[Rows from a dataset]
[BEGIN]
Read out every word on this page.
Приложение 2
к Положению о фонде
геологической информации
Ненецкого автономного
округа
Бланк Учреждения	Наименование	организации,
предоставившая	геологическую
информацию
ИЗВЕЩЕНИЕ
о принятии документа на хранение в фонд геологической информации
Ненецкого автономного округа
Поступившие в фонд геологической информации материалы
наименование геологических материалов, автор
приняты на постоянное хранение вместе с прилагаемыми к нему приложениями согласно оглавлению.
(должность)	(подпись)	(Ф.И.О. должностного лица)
[END]
[BEGIN]
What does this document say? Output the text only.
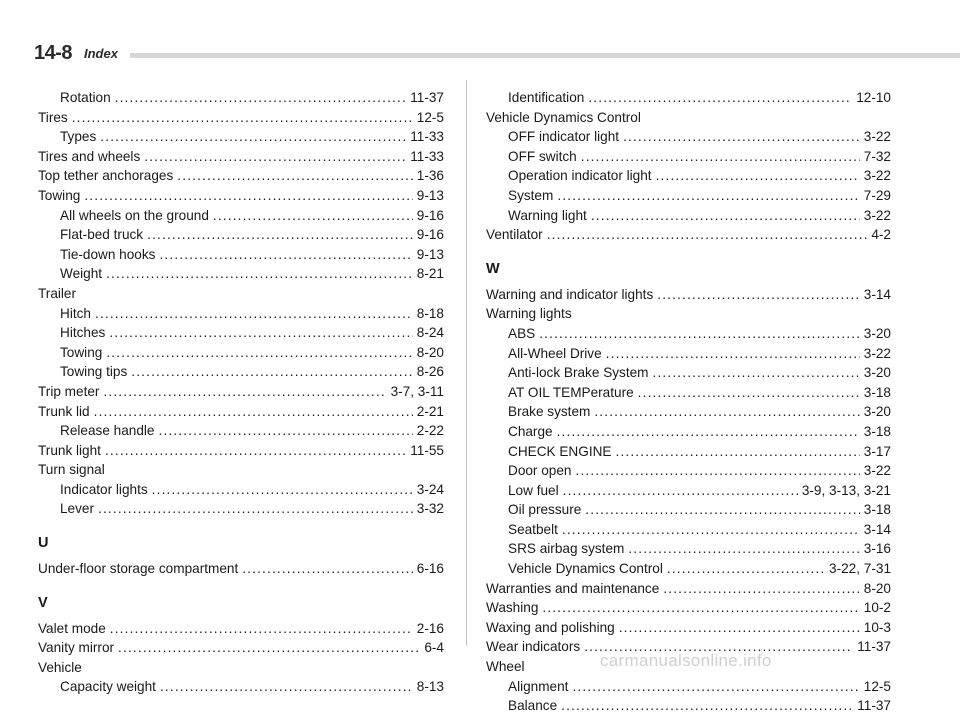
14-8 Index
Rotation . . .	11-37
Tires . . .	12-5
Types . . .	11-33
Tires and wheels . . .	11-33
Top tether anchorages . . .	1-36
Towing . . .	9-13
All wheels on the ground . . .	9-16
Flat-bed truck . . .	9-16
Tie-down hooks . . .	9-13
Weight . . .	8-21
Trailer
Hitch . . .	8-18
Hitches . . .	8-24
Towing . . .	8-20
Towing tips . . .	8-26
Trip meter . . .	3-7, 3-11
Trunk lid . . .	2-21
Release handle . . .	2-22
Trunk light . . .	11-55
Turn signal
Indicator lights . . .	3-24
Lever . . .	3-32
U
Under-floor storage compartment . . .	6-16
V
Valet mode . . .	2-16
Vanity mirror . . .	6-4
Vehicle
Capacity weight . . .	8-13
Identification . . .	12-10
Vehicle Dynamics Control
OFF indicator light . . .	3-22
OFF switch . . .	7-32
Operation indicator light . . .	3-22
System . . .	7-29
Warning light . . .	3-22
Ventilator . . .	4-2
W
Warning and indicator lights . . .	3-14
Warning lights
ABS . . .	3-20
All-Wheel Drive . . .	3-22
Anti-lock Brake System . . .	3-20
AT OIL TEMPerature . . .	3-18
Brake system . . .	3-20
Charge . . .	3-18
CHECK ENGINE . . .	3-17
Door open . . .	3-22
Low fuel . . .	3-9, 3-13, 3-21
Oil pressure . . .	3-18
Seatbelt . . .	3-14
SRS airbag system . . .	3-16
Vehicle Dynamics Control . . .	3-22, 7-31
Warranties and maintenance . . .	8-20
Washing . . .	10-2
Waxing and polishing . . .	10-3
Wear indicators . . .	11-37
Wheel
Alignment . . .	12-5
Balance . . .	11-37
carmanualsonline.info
[END]
• [Task to complete] Look for "wheels" and pull out every line that has it.

• [Answer for the task]
Tires and wheels . . .	11-33
All wheels on the ground . . .	9-16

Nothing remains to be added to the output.